» WHAT YOU SHOULD DO
Return the data unchanged, from its first line through the line that contains "648, 974, 670]", with both of those lines included.
——————
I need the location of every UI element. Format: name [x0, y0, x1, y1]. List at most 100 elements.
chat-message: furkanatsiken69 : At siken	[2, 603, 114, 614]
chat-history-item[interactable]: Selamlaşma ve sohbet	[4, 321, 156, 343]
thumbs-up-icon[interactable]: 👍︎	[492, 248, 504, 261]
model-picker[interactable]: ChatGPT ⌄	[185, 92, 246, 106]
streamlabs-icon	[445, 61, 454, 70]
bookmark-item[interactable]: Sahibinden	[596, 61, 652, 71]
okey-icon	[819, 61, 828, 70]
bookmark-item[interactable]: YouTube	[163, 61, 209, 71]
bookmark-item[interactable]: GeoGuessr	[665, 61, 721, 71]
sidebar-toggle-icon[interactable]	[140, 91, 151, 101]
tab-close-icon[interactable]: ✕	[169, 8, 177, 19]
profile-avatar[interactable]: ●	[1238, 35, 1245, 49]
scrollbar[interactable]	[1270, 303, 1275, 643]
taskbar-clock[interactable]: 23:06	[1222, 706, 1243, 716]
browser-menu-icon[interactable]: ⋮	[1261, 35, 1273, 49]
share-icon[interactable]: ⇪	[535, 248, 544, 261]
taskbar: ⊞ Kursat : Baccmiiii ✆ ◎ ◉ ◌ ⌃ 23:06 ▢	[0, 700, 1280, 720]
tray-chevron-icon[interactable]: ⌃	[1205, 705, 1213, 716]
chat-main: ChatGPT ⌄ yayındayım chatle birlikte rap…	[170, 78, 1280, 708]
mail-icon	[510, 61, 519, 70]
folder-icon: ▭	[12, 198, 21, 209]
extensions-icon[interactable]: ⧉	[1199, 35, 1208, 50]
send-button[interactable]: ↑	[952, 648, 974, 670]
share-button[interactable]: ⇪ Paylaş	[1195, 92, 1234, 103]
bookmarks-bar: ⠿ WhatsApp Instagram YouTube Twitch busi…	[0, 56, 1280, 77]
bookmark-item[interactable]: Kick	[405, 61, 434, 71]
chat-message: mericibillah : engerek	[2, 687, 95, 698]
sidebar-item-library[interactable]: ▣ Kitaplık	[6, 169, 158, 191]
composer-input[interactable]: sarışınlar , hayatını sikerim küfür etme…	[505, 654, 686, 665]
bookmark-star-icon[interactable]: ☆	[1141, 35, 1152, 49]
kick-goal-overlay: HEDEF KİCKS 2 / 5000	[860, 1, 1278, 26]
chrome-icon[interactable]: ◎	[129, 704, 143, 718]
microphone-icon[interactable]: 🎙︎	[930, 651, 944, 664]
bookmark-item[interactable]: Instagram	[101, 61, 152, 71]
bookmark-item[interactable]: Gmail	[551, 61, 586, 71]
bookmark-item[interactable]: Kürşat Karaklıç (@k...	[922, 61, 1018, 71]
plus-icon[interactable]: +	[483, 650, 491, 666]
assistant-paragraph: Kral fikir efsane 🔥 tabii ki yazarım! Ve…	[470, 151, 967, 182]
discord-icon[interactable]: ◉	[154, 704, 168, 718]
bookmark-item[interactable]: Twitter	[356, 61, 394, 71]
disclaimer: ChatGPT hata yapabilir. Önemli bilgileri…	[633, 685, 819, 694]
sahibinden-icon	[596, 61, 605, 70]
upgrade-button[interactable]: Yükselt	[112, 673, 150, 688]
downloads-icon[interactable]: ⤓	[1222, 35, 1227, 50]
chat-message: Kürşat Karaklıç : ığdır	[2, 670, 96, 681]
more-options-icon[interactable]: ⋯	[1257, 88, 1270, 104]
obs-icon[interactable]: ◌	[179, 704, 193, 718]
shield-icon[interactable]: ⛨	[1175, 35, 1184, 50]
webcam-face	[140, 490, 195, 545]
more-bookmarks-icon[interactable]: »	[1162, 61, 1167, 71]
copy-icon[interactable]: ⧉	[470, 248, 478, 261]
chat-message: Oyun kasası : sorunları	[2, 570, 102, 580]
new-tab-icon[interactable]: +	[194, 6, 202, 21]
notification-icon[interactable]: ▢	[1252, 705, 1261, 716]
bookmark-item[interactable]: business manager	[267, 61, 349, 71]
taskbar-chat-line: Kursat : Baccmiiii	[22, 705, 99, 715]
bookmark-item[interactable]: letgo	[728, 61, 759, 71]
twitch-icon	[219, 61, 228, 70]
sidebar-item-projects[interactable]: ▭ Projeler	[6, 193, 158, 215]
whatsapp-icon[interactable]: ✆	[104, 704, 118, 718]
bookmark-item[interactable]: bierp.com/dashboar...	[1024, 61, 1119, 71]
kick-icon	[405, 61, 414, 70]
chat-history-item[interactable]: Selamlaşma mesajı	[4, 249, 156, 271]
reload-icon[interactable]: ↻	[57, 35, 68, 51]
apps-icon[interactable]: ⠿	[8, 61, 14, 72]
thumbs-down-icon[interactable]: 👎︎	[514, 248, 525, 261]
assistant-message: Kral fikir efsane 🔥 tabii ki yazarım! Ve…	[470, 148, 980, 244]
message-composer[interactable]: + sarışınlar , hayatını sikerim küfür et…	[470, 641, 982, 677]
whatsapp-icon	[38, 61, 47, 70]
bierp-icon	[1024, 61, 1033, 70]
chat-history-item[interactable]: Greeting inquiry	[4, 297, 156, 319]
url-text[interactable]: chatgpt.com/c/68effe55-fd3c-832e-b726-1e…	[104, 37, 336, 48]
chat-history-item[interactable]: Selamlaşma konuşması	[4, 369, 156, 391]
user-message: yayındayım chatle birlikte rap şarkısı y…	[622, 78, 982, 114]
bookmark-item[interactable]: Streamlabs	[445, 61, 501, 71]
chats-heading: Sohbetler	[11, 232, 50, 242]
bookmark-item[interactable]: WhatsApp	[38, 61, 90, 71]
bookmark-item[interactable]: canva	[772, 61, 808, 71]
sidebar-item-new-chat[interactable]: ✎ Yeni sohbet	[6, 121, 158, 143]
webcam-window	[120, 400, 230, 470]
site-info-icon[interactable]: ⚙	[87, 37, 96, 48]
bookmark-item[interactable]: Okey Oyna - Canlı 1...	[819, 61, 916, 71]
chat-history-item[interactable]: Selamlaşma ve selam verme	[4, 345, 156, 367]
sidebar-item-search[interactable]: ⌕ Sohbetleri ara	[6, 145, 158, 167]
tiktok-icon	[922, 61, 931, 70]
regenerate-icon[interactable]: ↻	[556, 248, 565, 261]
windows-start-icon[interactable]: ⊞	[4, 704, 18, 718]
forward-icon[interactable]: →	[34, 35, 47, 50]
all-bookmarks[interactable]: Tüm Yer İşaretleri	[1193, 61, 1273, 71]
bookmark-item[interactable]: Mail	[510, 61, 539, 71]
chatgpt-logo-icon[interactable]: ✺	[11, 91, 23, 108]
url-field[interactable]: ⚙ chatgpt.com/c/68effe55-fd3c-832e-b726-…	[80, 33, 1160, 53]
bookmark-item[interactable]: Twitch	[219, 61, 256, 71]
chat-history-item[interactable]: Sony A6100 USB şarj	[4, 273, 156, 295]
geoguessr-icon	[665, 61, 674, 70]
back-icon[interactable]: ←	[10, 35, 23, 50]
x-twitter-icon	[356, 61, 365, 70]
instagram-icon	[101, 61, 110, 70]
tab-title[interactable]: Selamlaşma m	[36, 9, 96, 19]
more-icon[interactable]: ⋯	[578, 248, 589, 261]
——————
» REPLY
I need the location of every UI element. Format: name [x0, y0, x1, y1]. List at most 100 elements.
chat-message: furkanatsiken69 : At siken	[2, 603, 114, 614]
chat-history-item[interactable]: Selamlaşma ve sohbet	[4, 321, 156, 343]
thumbs-up-icon[interactable]: 👍︎	[492, 248, 504, 261]
model-picker[interactable]: ChatGPT ⌄	[185, 92, 246, 106]
streamlabs-icon	[445, 61, 454, 70]
bookmark-item[interactable]: Sahibinden	[596, 61, 652, 71]
okey-icon	[819, 61, 828, 70]
bookmark-item[interactable]: YouTube	[163, 61, 209, 71]
bookmark-item[interactable]: GeoGuessr	[665, 61, 721, 71]
sidebar-toggle-icon[interactable]	[140, 91, 151, 101]
tab-close-icon[interactable]: ✕	[169, 8, 177, 19]
profile-avatar[interactable]: ●	[1238, 35, 1245, 49]
scrollbar[interactable]	[1270, 303, 1275, 643]
taskbar-clock[interactable]: 23:06	[1222, 706, 1243, 716]
browser-menu-icon[interactable]: ⋮	[1261, 35, 1273, 49]
share-icon[interactable]: ⇪	[535, 248, 544, 261]
taskbar: ⊞ Kursat : Baccmiiii ✆ ◎ ◉ ◌ ⌃ 23:06 ▢	[0, 700, 1280, 720]
tray-chevron-icon[interactable]: ⌃	[1205, 705, 1213, 716]
chat-main: ChatGPT ⌄ yayındayım chatle birlikte rap…	[170, 78, 1280, 708]
mail-icon	[510, 61, 519, 70]
folder-icon: ▭	[12, 198, 21, 209]
extensions-icon[interactable]: ⧉	[1199, 35, 1208, 50]
send-button[interactable]: ↑	[952, 648, 974, 670]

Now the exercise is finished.